▶ _Given task_: Write every record out again exactly as given.

▶ _Entries_:
+-------+

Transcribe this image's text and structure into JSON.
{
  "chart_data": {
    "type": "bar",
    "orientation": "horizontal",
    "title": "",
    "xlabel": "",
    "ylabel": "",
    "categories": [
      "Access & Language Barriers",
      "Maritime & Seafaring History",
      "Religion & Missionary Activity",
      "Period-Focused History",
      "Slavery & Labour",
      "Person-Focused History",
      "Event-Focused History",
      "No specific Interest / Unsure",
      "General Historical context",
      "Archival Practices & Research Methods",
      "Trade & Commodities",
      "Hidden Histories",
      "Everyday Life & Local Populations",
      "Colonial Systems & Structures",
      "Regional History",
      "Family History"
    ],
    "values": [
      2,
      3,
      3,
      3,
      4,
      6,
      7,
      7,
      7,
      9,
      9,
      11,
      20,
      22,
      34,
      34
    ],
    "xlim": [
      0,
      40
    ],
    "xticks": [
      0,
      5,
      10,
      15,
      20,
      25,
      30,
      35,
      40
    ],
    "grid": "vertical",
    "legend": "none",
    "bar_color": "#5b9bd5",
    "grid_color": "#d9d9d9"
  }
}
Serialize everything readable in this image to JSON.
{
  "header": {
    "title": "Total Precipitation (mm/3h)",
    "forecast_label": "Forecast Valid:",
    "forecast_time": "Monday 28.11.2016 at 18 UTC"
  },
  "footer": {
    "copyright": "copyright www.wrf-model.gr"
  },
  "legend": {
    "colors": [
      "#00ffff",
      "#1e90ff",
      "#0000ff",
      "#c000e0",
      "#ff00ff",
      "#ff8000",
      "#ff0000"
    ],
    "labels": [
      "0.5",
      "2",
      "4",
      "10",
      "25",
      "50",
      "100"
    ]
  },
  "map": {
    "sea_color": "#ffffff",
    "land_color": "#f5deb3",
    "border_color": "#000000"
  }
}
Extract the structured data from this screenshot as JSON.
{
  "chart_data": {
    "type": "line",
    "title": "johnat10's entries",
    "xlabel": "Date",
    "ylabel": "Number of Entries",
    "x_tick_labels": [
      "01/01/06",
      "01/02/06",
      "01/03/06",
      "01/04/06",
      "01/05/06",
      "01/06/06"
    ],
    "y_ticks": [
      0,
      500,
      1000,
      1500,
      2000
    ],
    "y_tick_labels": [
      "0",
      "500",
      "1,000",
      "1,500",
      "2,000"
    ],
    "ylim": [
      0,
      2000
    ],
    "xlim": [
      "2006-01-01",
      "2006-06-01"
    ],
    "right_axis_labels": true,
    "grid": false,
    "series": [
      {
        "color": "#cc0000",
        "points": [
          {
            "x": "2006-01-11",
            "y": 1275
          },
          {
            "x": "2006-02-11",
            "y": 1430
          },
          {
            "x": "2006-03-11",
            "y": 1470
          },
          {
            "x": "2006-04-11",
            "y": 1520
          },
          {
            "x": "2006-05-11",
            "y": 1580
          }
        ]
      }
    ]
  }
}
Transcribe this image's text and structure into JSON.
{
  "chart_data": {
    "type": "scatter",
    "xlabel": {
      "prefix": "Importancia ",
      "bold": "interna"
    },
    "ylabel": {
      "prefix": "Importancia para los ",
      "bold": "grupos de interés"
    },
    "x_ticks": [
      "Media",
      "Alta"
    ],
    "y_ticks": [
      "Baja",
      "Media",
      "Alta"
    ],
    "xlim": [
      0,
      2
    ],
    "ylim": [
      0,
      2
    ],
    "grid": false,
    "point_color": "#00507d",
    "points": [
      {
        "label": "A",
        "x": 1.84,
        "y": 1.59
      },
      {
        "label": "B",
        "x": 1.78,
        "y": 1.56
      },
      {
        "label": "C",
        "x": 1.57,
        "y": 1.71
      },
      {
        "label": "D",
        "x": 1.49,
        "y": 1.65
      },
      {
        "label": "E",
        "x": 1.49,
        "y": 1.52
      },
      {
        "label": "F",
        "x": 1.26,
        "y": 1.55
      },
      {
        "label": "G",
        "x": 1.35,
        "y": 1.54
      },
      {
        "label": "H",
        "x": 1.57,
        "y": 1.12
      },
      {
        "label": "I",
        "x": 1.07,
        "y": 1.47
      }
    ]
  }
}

+-------+

▶ _Response for this exercise_:
Transcribe this image's text and structure into JSON.
{
  "chart_data": {
    "type": "bar",
    "orientation": "horizontal",
    "title": "",
    "xlabel": "",
    "ylabel": "",
    "categories": [
      "Access & Language Barriers",
      "Maritime & Seafaring History",
      "Religion & Missionary Activity",
      "Period-Focused History",
      "Slavery & Labour",
      "Person-Focused History",
      "Event-Focused History",
      "No specific Interest / Unsure",
      "General Historical context",
      "Archival Practices & Research Methods",
      "Trade & Commodities",
      "Hidden Histories",
      "Everyday Life & Local Populations",
      "Colonial Systems & Structures",
      "Regional History",
      "Family History"
    ],
    "values": [
      2,
      3,
      3,
      3,
      4,
      6,
      7,
      7,
      7,
      9,
      9,
      11,
      20,
      22,
      34,
      34
    ],
    "xlim": [
      0,
      40
    ],
    "xticks": [
      0,
      5,
      10,
      15,
      20,
      25,
      30,
      35,
      40
    ],
    "grid": "vertical",
    "legend": "none",
    "bar_color": "#5b9bd5",
    "grid_color": "#d9d9d9"
  }
}
Serialize everything readable in this image to JSON.
{
  "header": {
    "title": "Total Precipitation (mm/3h)",
    "forecast_label": "Forecast Valid:",
    "forecast_time": "Monday 28.11.2016 at 18 UTC"
  },
  "footer": {
    "copyright": "copyright www.wrf-model.gr"
  },
  "legend": {
    "colors": [
      "#00ffff",
      "#1e90ff",
      "#0000ff",
      "#c000e0",
      "#ff00ff",
      "#ff8000",
      "#ff0000"
    ],
    "labels": [
      "0.5",
      "2",
      "4",
      "10",
      "25",
      "50",
      "100"
    ]
  },
  "map": {
    "sea_color": "#ffffff",
    "land_color": "#f5deb3",
    "border_color": "#000000"
  }
}
Extract the structured data from this screenshot as JSON.
{
  "chart_data": {
    "type": "line",
    "title": "johnat10's entries",
    "xlabel": "Date",
    "ylabel": "Number of Entries",
    "x_tick_labels": [
      "01/01/06",
      "01/02/06",
      "01/03/06",
      "01/04/06",
      "01/05/06",
      "01/06/06"
    ],
    "y_ticks": [
      0,
      500,
      1000,
      1500,
      2000
    ],
    "y_tick_labels": [
      "0",
      "500",
      "1,000",
      "1,500",
      "2,000"
    ],
    "ylim": [
      0,
      2000
    ],
    "xlim": [
      "2006-01-01",
      "2006-06-01"
    ],
    "right_axis_labels": true,
    "grid": false,
    "series": [
      {
        "color": "#cc0000",
        "points": [
          {
            "x": "2006-01-11",
            "y": 1275
          },
          {
            "x": "2006-02-11",
            "y": 1430
          },
          {
            "x": "2006-03-11",
            "y": 1470
          },
          {
            "x": "2006-04-11",
            "y": 1520
          },
          {
            "x": "2006-05-11",
            "y": 1580
          }
        ]
      }
    ]
  }
}
Transcribe this image's text and structure into JSON.
{
  "chart_data": {
    "type": "scatter",
    "xlabel": {
      "prefix": "Importancia ",
      "bold": "interna"
    },
    "ylabel": {
      "prefix": "Importancia para los ",
      "bold": "grupos de interés"
    },
    "x_ticks": [
      "Media",
      "Alta"
    ],
    "y_ticks": [
      "Baja",
      "Media",
      "Alta"
    ],
    "xlim": [
      0,
      2
    ],
    "ylim": [
      0,
      2
    ],
    "grid": false,
    "point_color": "#00507d",
    "points": [
      {
        "label": "A",
        "x": 1.84,
        "y": 1.59
      },
      {
        "label": "B",
        "x": 1.78,
        "y": 1.56
      },
      {
        "label": "C",
        "x": 1.57,
        "y": 1.71
      },
      {
        "label": "D",
        "x": 1.49,
        "y": 1.65
      },
      {
        "label": "E",
        "x": 1.49,
        "y": 1.52
      },
      {
        "label": "F",
        "x": 1.26,
        "y": 1.55
      },
      {
        "label": "G",
        "x": 1.35,
        "y": 1.54
      },
      {
        "label": "H",
        "x": 1.57,
        "y": 1.12
      },
      {
        "label": "I",
        "x": 1.07,
        "y": 1.47
      }
    ]
  }
}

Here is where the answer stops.